Output every entry exactly, from the first line to the last.

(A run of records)

● ● ●

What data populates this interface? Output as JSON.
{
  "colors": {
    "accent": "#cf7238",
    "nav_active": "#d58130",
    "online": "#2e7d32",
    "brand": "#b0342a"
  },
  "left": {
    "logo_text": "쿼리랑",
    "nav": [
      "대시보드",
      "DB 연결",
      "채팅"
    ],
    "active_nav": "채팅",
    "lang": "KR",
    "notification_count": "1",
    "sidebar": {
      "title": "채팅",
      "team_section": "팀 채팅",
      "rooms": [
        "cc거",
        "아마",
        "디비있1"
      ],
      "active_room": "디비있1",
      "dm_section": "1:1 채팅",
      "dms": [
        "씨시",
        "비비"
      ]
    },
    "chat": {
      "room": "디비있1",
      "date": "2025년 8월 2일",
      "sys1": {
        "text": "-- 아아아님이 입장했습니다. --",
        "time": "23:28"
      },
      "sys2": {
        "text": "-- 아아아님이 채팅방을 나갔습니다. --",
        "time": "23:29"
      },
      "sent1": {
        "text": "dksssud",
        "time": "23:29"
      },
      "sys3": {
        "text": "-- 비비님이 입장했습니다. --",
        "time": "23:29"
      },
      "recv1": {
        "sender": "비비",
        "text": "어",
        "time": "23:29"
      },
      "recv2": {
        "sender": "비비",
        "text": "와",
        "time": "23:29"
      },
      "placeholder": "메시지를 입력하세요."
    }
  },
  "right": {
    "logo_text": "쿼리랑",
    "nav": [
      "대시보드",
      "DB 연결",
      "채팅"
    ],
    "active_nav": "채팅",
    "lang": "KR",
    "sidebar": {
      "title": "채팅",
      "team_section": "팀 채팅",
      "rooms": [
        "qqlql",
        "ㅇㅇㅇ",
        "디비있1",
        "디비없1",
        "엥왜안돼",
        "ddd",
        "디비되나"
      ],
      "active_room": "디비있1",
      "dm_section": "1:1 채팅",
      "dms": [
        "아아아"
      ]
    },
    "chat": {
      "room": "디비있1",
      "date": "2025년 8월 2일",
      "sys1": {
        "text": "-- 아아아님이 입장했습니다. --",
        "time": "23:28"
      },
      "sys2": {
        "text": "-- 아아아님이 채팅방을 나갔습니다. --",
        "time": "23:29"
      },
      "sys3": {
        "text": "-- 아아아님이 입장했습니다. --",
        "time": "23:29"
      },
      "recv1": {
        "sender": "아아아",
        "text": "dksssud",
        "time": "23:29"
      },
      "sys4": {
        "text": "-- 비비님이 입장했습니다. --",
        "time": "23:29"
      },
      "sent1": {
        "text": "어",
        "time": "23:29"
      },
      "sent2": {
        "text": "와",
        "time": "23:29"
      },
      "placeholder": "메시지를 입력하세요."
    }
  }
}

● ● ●

• **Result**
What data populates this interface? Output as JSON.
{
  "colors": {
    "accent": "#cf7238",
    "nav_active": "#d58130",
    "online": "#2e7d32",
    "brand": "#b0342a"
  },
  "left": {
    "logo_text": "쿼리랑",
    "nav": [
      "대시보드",
      "DB 연결",
      "채팅"
    ],
    "active_nav": "채팅",
    "lang": "KR",
    "notification_count": "1",
    "sidebar": {
      "title": "채팅",
      "team_section": "팀 채팅",
      "rooms": [
        "cc거",
        "아마",
        "디비있1"
      ],
      "active_room": "디비있1",
      "dm_section": "1:1 채팅",
      "dms": [
        "씨시",
        "비비"
      ]
    },
    "chat": {
      "room": "디비있1",
      "date": "2025년 8월 2일",
      "sys1": {
        "text": "-- 아아아님이 입장했습니다. --",
        "time": "23:28"
      },
      "sys2": {
        "text": "-- 아아아님이 채팅방을 나갔습니다. --",
        "time": "23:29"
      },
      "sent1": {
        "text": "dksssud",
        "time": "23:29"
      },
      "sys3": {
        "text": "-- 비비님이 입장했습니다. --",
        "time": "23:29"
      },
      "recv1": {
        "sender": "비비",
        "text": "어",
        "time": "23:29"
      },
      "recv2": {
        "sender": "비비",
        "text": "와",
        "time": "23:29"
      },
      "placeholder": "메시지를 입력하세요."
    }
  },
  "right": {
    "logo_text": "쿼리랑",
    "nav": [
      "대시보드",
      "DB 연결",
      "채팅"
    ],
    "active_nav": "채팅",
    "lang": "KR",
    "sidebar": {
      "title": "채팅",
      "team_section": "팀 채팅",
      "rooms": [
        "qqlql",
        "ㅇㅇㅇ",
        "디비있1",
        "디비없1",
        "엥왜안돼",
        "ddd",
        "디비되나"
      ],
      "active_room": "디비있1",
      "dm_section": "1:1 채팅",
      "dms": [
        "아아아"
      ]
    },
    "chat": {
      "room": "디비있1",
      "date": "2025년 8월 2일",
      "sys1": {
        "text": "-- 아아아님이 입장했습니다. --",
        "time": "23:28"
      },
      "sys2": {
        "text": "-- 아아아님이 채팅방을 나갔습니다. --",
        "time": "23:29"
      },
      "sys3": {
        "text": "-- 아아아님이 입장했습니다. --",
        "time": "23:29"
      },
      "recv1": {
        "sender": "아아아",
        "text": "dksssud",
        "time": "23:29"
      },
      "sys4": {
        "text": "-- 비비님이 입장했습니다. --",
        "time": "23:29"
      },
      "sent1": {
        "text": "어",
        "time": "23:29"
      },
      "sent2": {
        "text": "와",
        "time": "23:29"
      },
      "placeholder": "메시지를 입력하세요."
    }
  }
}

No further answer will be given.